>>>

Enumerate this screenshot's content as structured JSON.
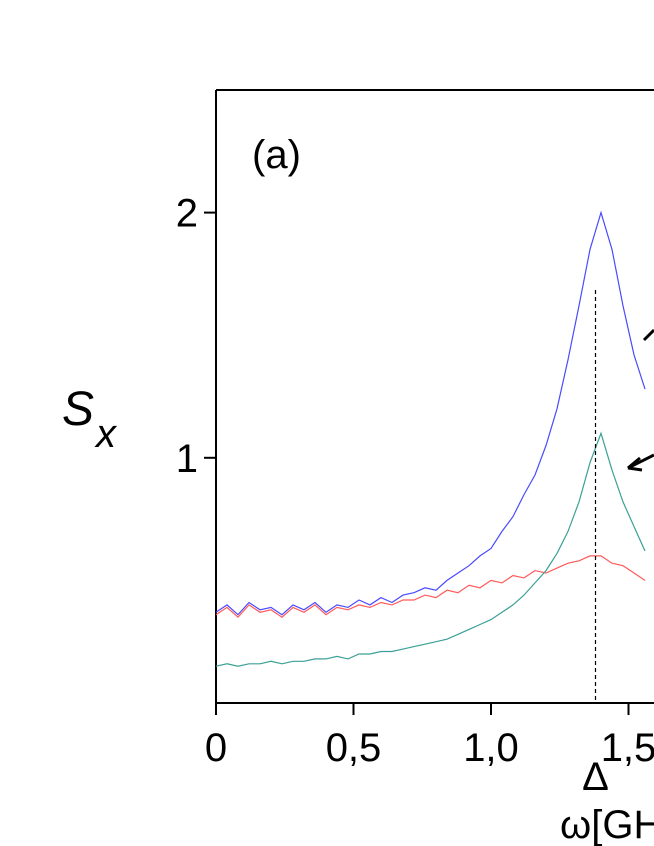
{
  "chart_data": {
    "type": "line",
    "panel_label": "(a)",
    "y_label": "S",
    "y_label_sub": "x",
    "x_label": "ω[GHz]",
    "delta_label": "Δ",
    "delta_x": 1.38,
    "xlim": [
      0,
      1.59
    ],
    "ylim": [
      0,
      2.5
    ],
    "xticks": [
      {
        "value": 0,
        "label": "0"
      },
      {
        "value": 0.5,
        "label": "0,5"
      },
      {
        "value": 1.0,
        "label": "1,0"
      },
      {
        "value": 1.5,
        "label": "1,5"
      }
    ],
    "yticks": [
      1,
      2
    ],
    "x": [
      0,
      0.04,
      0.08,
      0.12,
      0.16,
      0.2,
      0.24,
      0.28,
      0.32,
      0.36,
      0.4,
      0.44,
      0.48,
      0.52,
      0.56,
      0.6,
      0.64,
      0.68,
      0.72,
      0.76,
      0.8,
      0.84,
      0.88,
      0.92,
      0.96,
      1.0,
      1.04,
      1.08,
      1.12,
      1.16,
      1.2,
      1.24,
      1.28,
      1.32,
      1.36,
      1.4,
      1.44,
      1.48,
      1.52,
      1.56
    ],
    "series": [
      {
        "color": "#ff5a5a",
        "values": [
          0.36,
          0.39,
          0.35,
          0.4,
          0.37,
          0.38,
          0.35,
          0.39,
          0.37,
          0.4,
          0.36,
          0.39,
          0.38,
          0.4,
          0.39,
          0.41,
          0.4,
          0.42,
          0.42,
          0.44,
          0.43,
          0.46,
          0.45,
          0.48,
          0.47,
          0.5,
          0.49,
          0.52,
          0.51,
          0.54,
          0.53,
          0.55,
          0.57,
          0.58,
          0.6,
          0.6,
          0.57,
          0.56,
          0.53,
          0.5
        ]
      },
      {
        "color": "#3aa096",
        "values": [
          0.15,
          0.16,
          0.15,
          0.16,
          0.16,
          0.17,
          0.16,
          0.17,
          0.17,
          0.18,
          0.18,
          0.19,
          0.18,
          0.2,
          0.2,
          0.21,
          0.21,
          0.22,
          0.23,
          0.24,
          0.25,
          0.26,
          0.28,
          0.3,
          0.32,
          0.34,
          0.37,
          0.4,
          0.44,
          0.49,
          0.54,
          0.61,
          0.7,
          0.82,
          0.98,
          1.1,
          0.95,
          0.82,
          0.72,
          0.62
        ]
      },
      {
        "color": "#4a4aff",
        "values": [
          0.37,
          0.4,
          0.36,
          0.41,
          0.38,
          0.39,
          0.36,
          0.4,
          0.38,
          0.41,
          0.37,
          0.4,
          0.39,
          0.42,
          0.4,
          0.43,
          0.41,
          0.44,
          0.45,
          0.47,
          0.46,
          0.5,
          0.53,
          0.56,
          0.6,
          0.63,
          0.7,
          0.76,
          0.85,
          0.93,
          1.05,
          1.2,
          1.4,
          1.62,
          1.85,
          2.0,
          1.85,
          1.62,
          1.42,
          1.28
        ]
      }
    ]
  }
}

<<<

Problem to work on
Copy the entries above faithfully and omit every image.

Solved exercise
Enumerate this screenshot's content as structured JSON.
{
  "chart_data": {
    "type": "line",
    "panel_label": "(a)",
    "y_label": "S",
    "y_label_sub": "x",
    "x_label": "ω[GHz]",
    "delta_label": "Δ",
    "delta_x": 1.38,
    "xlim": [
      0,
      1.59
    ],
    "ylim": [
      0,
      2.5
    ],
    "xticks": [
      {
        "value": 0,
        "label": "0"
      },
      {
        "value": 0.5,
        "label": "0,5"
      },
      {
        "value": 1.0,
        "label": "1,0"
      },
      {
        "value": 1.5,
        "label": "1,5"
      }
    ],
    "yticks": [
      1,
      2
    ],
    "x": [
      0,
      0.04,
      0.08,
      0.12,
      0.16,
      0.2,
      0.24,
      0.28,
      0.32,
      0.36,
      0.4,
      0.44,
      0.48,
      0.52,
      0.56,
      0.6,
      0.64,
      0.68,
      0.72,
      0.76,
      0.8,
      0.84,
      0.88,
      0.92,
      0.96,
      1.0,
      1.04,
      1.08,
      1.12,
      1.16,
      1.2,
      1.24,
      1.28,
      1.32,
      1.36,
      1.4,
      1.44,
      1.48,
      1.52,
      1.56
    ],
    "series": [
      {
        "color": "#ff5a5a",
        "values": [
          0.36,
          0.39,
          0.35,
          0.4,
          0.37,
          0.38,
          0.35,
          0.39,
          0.37,
          0.4,
          0.36,
          0.39,
          0.38,
          0.4,
          0.39,
          0.41,
          0.4,
          0.42,
          0.42,
          0.44,
          0.43,
          0.46,
          0.45,
          0.48,
          0.47,
          0.5,
          0.49,
          0.52,
          0.51,
          0.54,
          0.53,
          0.55,
          0.57,
          0.58,
          0.6,
          0.6,
          0.57,
          0.56,
          0.53,
          0.5
        ]
      },
      {
        "color": "#3aa096",
        "values": [
          0.15,
          0.16,
          0.15,
          0.16,
          0.16,
          0.17,
          0.16,
          0.17,
          0.17,
          0.18,
          0.18,
          0.19,
          0.18,
          0.2,
          0.2,
          0.21,
          0.21,
          0.22,
          0.23,
          0.24,
          0.25,
          0.26,
          0.28,
          0.3,
          0.32,
          0.34,
          0.37,
          0.4,
          0.44,
          0.49,
          0.54,
          0.61,
          0.7,
          0.82,
          0.98,
          1.1,
          0.95,
          0.82,
          0.72,
          0.62
        ]
      },
      {
        "color": "#4a4aff",
        "values": [
          0.37,
          0.4,
          0.36,
          0.41,
          0.38,
          0.39,
          0.36,
          0.4,
          0.38,
          0.41,
          0.37,
          0.4,
          0.39,
          0.42,
          0.4,
          0.43,
          0.41,
          0.44,
          0.45,
          0.47,
          0.46,
          0.5,
          0.53,
          0.56,
          0.6,
          0.63,
          0.7,
          0.76,
          0.85,
          0.93,
          1.05,
          1.2,
          1.4,
          1.62,
          1.85,
          2.0,
          1.85,
          1.62,
          1.42,
          1.28
        ]
      }
    ]
  }
}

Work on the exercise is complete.